**GIVEN INSTRUCTION**: Report how many lines contain the word "Check"; answer with the number only.

(Entries from a dataset)
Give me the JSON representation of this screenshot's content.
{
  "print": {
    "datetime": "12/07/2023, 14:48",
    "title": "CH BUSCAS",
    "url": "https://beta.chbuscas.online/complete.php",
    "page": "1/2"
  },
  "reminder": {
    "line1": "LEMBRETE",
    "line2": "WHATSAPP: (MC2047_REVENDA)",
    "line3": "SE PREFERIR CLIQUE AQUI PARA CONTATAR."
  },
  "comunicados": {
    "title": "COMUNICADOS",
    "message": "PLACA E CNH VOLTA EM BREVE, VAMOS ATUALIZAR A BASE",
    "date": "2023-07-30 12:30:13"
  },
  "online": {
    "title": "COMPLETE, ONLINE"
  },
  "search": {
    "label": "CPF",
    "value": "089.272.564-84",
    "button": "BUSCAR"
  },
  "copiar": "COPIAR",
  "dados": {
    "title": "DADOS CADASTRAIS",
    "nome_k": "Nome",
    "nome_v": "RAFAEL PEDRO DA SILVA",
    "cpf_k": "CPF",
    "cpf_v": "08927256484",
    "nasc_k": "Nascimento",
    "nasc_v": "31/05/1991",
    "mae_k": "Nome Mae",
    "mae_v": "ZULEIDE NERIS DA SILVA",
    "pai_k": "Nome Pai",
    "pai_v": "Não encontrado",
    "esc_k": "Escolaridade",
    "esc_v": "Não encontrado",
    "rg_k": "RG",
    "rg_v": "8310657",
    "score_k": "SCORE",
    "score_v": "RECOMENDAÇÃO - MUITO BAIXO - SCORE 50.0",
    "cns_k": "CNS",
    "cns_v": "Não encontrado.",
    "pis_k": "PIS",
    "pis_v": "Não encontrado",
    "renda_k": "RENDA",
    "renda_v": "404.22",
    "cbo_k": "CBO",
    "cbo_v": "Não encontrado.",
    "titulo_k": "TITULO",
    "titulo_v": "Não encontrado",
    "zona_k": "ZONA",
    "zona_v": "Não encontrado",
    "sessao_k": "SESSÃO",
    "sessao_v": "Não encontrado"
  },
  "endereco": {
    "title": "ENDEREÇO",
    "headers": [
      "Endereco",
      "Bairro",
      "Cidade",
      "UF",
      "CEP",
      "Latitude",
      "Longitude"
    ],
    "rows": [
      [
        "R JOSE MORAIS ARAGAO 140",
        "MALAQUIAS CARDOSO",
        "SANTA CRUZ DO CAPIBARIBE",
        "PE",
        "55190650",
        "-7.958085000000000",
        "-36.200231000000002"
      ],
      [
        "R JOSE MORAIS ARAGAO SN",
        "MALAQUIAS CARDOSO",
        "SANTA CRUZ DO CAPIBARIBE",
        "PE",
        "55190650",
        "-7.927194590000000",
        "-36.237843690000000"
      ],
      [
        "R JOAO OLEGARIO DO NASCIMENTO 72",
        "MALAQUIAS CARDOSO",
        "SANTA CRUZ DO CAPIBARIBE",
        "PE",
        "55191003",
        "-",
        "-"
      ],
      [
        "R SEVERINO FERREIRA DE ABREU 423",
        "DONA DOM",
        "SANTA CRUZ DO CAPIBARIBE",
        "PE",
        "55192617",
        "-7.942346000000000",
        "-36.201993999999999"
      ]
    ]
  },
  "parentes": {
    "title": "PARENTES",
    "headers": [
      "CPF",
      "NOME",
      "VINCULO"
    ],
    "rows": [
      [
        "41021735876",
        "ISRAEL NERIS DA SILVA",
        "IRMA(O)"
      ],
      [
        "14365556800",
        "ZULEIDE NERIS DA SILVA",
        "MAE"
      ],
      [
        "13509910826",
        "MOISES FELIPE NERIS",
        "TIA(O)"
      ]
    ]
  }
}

---

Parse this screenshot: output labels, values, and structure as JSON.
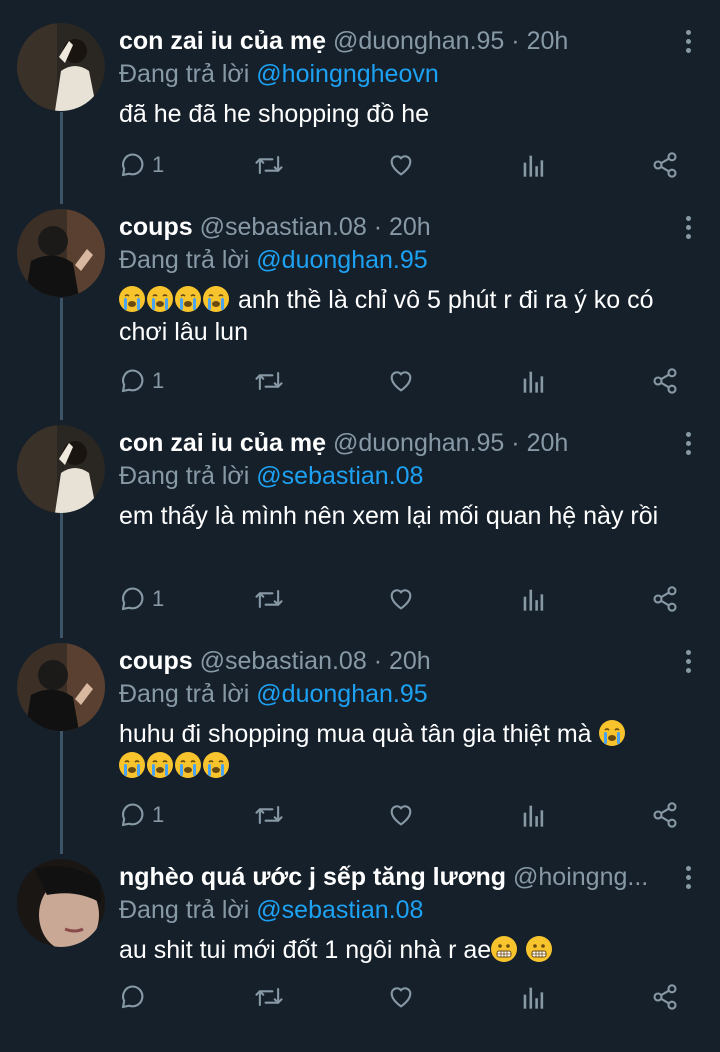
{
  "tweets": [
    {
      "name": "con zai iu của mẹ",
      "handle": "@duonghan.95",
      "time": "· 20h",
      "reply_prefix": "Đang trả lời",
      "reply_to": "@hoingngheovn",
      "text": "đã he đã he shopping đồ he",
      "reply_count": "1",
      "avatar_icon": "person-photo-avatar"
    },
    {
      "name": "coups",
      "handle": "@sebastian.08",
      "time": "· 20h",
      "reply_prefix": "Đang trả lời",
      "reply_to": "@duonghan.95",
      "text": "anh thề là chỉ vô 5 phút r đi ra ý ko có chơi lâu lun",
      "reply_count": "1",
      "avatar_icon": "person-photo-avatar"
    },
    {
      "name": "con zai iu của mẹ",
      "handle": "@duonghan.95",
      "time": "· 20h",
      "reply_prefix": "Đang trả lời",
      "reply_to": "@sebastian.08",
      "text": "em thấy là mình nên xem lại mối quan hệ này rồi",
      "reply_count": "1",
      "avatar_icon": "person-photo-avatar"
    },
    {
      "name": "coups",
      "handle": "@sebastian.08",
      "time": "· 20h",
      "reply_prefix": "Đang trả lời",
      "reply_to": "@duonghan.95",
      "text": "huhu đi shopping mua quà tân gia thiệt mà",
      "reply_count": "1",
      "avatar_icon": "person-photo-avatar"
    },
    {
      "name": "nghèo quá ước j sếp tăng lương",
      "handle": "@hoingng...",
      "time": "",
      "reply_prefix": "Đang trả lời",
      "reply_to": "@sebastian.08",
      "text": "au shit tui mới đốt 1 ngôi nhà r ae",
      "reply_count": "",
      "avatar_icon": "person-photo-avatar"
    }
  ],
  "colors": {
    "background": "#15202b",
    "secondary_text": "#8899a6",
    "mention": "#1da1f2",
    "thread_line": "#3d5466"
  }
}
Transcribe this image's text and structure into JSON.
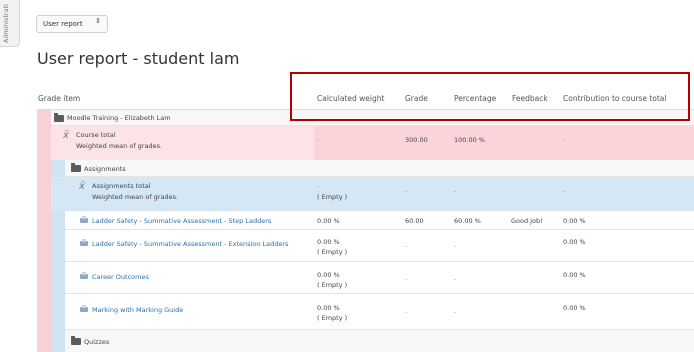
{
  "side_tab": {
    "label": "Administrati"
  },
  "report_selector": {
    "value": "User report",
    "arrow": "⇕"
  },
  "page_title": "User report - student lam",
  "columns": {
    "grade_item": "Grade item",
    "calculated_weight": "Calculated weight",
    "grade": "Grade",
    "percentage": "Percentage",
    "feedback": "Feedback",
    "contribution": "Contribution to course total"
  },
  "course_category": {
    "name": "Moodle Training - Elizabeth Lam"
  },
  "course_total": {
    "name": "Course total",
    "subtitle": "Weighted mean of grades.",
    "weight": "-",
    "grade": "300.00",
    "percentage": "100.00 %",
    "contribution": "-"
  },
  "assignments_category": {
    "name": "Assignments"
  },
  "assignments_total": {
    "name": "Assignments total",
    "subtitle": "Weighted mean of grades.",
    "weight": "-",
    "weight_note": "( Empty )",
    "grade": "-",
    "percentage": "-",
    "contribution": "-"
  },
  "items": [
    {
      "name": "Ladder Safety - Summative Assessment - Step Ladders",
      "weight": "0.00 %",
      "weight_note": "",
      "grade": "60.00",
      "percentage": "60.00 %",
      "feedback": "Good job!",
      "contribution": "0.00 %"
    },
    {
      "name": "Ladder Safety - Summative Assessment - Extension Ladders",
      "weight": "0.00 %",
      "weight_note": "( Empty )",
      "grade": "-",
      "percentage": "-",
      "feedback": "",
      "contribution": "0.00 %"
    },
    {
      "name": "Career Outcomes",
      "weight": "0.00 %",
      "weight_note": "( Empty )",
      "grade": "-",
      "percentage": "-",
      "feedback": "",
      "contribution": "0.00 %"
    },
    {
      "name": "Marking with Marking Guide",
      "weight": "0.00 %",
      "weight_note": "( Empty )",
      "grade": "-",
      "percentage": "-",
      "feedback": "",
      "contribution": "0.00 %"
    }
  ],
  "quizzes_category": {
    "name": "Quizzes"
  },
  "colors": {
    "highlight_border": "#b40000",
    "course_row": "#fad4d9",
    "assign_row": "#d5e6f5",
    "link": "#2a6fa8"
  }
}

...

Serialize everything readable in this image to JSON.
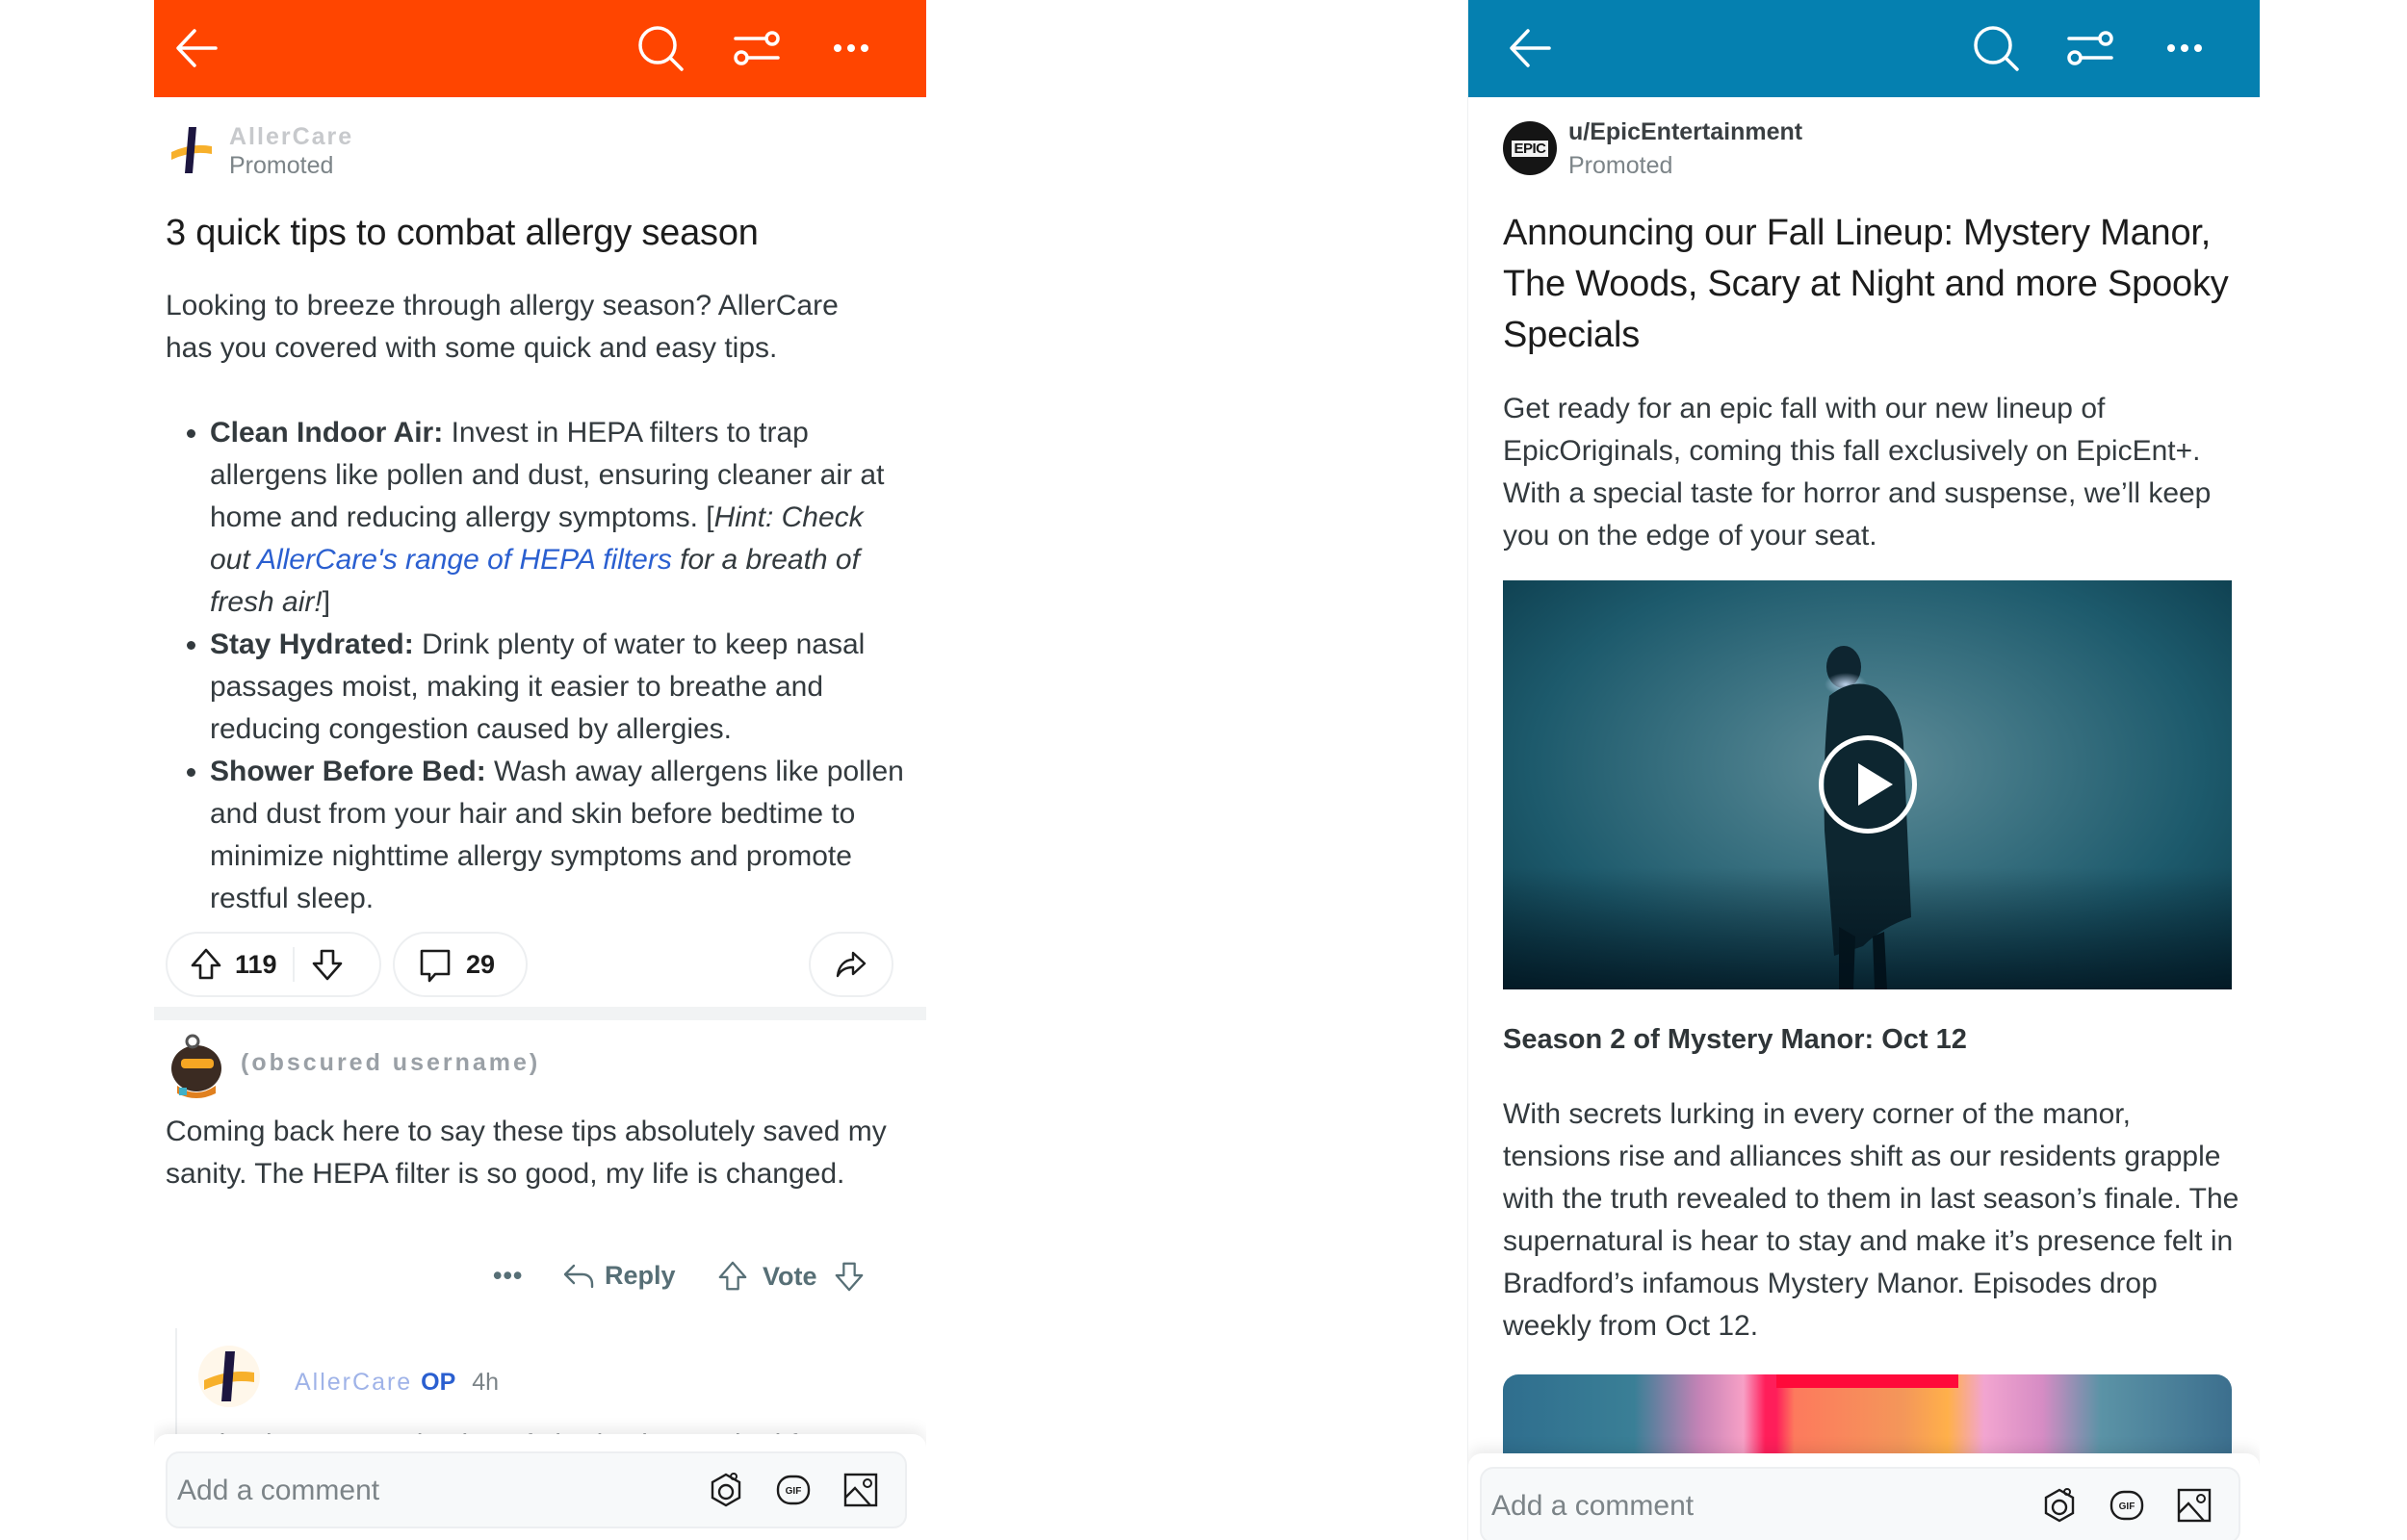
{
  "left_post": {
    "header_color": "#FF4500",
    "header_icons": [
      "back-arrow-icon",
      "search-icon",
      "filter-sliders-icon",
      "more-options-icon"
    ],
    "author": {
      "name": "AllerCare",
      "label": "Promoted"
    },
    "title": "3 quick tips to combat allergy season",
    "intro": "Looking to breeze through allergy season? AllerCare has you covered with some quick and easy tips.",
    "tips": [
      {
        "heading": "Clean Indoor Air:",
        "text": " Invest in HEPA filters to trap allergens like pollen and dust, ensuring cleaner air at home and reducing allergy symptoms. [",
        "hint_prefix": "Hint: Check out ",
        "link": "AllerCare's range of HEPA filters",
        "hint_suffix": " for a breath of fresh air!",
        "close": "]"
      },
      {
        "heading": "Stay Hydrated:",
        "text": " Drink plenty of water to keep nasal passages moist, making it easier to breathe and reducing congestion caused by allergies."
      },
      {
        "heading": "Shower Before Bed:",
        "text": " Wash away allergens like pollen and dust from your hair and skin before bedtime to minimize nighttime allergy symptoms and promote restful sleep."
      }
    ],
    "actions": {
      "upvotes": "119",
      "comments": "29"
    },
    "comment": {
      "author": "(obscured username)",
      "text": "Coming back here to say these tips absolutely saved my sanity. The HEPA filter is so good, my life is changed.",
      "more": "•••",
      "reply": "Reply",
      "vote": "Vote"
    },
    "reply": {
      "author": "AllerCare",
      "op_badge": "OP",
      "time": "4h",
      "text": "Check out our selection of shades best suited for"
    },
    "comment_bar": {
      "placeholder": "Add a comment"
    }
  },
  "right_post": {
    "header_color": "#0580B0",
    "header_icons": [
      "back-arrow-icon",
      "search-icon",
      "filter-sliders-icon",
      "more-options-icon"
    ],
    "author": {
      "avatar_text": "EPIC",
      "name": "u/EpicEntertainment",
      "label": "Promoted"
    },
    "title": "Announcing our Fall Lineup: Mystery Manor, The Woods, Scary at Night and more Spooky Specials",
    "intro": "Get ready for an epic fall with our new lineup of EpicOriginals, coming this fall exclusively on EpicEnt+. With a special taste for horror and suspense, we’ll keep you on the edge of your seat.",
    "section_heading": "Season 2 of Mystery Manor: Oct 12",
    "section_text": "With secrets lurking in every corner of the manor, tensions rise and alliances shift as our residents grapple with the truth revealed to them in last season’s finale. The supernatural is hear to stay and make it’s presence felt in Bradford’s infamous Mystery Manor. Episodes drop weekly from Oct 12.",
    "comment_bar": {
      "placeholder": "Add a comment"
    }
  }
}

**SOLUTION FOR THIS PROBLEM**: 2